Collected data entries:
------------------------------------------------------------------------

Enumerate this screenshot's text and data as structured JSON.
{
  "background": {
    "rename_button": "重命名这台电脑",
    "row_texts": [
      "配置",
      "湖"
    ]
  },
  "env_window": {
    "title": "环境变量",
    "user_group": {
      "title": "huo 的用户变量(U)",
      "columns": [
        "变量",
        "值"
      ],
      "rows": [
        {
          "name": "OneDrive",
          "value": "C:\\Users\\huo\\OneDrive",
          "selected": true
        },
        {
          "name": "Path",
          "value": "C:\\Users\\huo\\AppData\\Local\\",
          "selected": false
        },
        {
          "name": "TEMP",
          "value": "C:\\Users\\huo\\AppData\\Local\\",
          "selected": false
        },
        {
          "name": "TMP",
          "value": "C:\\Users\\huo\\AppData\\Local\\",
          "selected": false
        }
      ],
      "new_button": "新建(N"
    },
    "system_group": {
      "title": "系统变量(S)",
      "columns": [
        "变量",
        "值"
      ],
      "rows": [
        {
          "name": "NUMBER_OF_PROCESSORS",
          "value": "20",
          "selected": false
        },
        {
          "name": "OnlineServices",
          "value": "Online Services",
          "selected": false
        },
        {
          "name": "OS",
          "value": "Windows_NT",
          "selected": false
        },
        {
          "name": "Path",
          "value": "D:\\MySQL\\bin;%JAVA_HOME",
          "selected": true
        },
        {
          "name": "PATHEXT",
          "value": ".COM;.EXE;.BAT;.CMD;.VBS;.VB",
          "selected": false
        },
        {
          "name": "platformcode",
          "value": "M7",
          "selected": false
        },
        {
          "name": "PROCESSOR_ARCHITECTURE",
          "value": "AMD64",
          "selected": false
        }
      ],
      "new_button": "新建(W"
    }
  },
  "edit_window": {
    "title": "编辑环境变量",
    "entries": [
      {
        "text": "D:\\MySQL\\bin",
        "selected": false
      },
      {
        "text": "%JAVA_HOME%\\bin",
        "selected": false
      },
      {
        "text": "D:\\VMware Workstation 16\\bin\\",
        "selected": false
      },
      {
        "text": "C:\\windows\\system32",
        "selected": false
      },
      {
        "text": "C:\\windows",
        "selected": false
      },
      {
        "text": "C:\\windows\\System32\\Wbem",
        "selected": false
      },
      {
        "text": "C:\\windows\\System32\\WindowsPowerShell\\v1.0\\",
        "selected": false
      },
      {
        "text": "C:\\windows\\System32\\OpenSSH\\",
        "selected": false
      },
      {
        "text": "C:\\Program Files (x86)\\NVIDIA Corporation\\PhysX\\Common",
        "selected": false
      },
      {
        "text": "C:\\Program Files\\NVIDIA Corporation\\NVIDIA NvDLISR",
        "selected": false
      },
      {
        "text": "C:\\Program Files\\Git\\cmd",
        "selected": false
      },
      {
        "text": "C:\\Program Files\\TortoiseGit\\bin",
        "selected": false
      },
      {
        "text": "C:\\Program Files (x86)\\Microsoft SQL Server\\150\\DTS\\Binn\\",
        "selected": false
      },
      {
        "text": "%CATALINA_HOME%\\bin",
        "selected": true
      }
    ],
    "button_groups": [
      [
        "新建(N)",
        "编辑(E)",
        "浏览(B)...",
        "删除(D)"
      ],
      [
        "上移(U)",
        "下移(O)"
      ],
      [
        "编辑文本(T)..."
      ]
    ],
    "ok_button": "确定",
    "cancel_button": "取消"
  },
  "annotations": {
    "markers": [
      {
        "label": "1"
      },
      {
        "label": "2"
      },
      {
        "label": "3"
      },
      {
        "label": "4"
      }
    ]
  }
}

------------------------------------------------------------------------

* [Your objective]: From the preceding material, extract every line exactly.

* [Worked solution]:
Enumerate this screenshot's text and data as structured JSON.
{
  "background": {
    "rename_button": "重命名这台电脑",
    "row_texts": [
      "配置",
      "湖"
    ]
  },
  "env_window": {
    "title": "环境变量",
    "user_group": {
      "title": "huo 的用户变量(U)",
      "columns": [
        "变量",
        "值"
      ],
      "rows": [
        {
          "name": "OneDrive",
          "value": "C:\\Users\\huo\\OneDrive",
          "selected": true
        },
        {
          "name": "Path",
          "value": "C:\\Users\\huo\\AppData\\Local\\",
          "selected": false
        },
        {
          "name": "TEMP",
          "value": "C:\\Users\\huo\\AppData\\Local\\",
          "selected": false
        },
        {
          "name": "TMP",
          "value": "C:\\Users\\huo\\AppData\\Local\\",
          "selected": false
        }
      ],
      "new_button": "新建(N"
    },
    "system_group": {
      "title": "系统变量(S)",
      "columns": [
        "变量",
        "值"
      ],
      "rows": [
        {
          "name": "NUMBER_OF_PROCESSORS",
          "value": "20",
          "selected": false
        },
        {
          "name": "OnlineServices",
          "value": "Online Services",
          "selected": false
        },
        {
          "name": "OS",
          "value": "Windows_NT",
          "selected": false
        },
        {
          "name": "Path",
          "value": "D:\\MySQL\\bin;%JAVA_HOME",
          "selected": true
        },
        {
          "name": "PATHEXT",
          "value": ".COM;.EXE;.BAT;.CMD;.VBS;.VB",
          "selected": false
        },
        {
          "name": "platformcode",
          "value": "M7",
          "selected": false
        },
        {
          "name": "PROCESSOR_ARCHITECTURE",
          "value": "AMD64",
          "selected": false
        }
      ],
      "new_button": "新建(W"
    }
  },
  "edit_window": {
    "title": "编辑环境变量",
    "entries": [
      {
        "text": "D:\\MySQL\\bin",
        "selected": false
      },
      {
        "text": "%JAVA_HOME%\\bin",
        "selected": false
      },
      {
        "text": "D:\\VMware Workstation 16\\bin\\",
        "selected": false
      },
      {
        "text": "C:\\windows\\system32",
        "selected": false
      },
      {
        "text": "C:\\windows",
        "selected": false
      },
      {
        "text": "C:\\windows\\System32\\Wbem",
        "selected": false
      },
      {
        "text": "C:\\windows\\System32\\WindowsPowerShell\\v1.0\\",
        "selected": false
      },
      {
        "text": "C:\\windows\\System32\\OpenSSH\\",
        "selected": false
      },
      {
        "text": "C:\\Program Files (x86)\\NVIDIA Corporation\\PhysX\\Common",
        "selected": false
      },
      {
        "text": "C:\\Program Files\\NVIDIA Corporation\\NVIDIA NvDLISR",
        "selected": false
      },
      {
        "text": "C:\\Program Files\\Git\\cmd",
        "selected": false
      },
      {
        "text": "C:\\Program Files\\TortoiseGit\\bin",
        "selected": false
      },
      {
        "text": "C:\\Program Files (x86)\\Microsoft SQL Server\\150\\DTS\\Binn\\",
        "selected": false
      },
      {
        "text": "%CATALINA_HOME%\\bin",
        "selected": true
      }
    ],
    "button_groups": [
      [
        "新建(N)",
        "编辑(E)",
        "浏览(B)...",
        "删除(D)"
      ],
      [
        "上移(U)",
        "下移(O)"
      ],
      [
        "编辑文本(T)..."
      ]
    ],
    "ok_button": "确定",
    "cancel_button": "取消"
  },
  "annotations": {
    "markers": [
      {
        "label": "1"
      },
      {
        "label": "2"
      },
      {
        "label": "3"
      },
      {
        "label": "4"
      }
    ]
  }
}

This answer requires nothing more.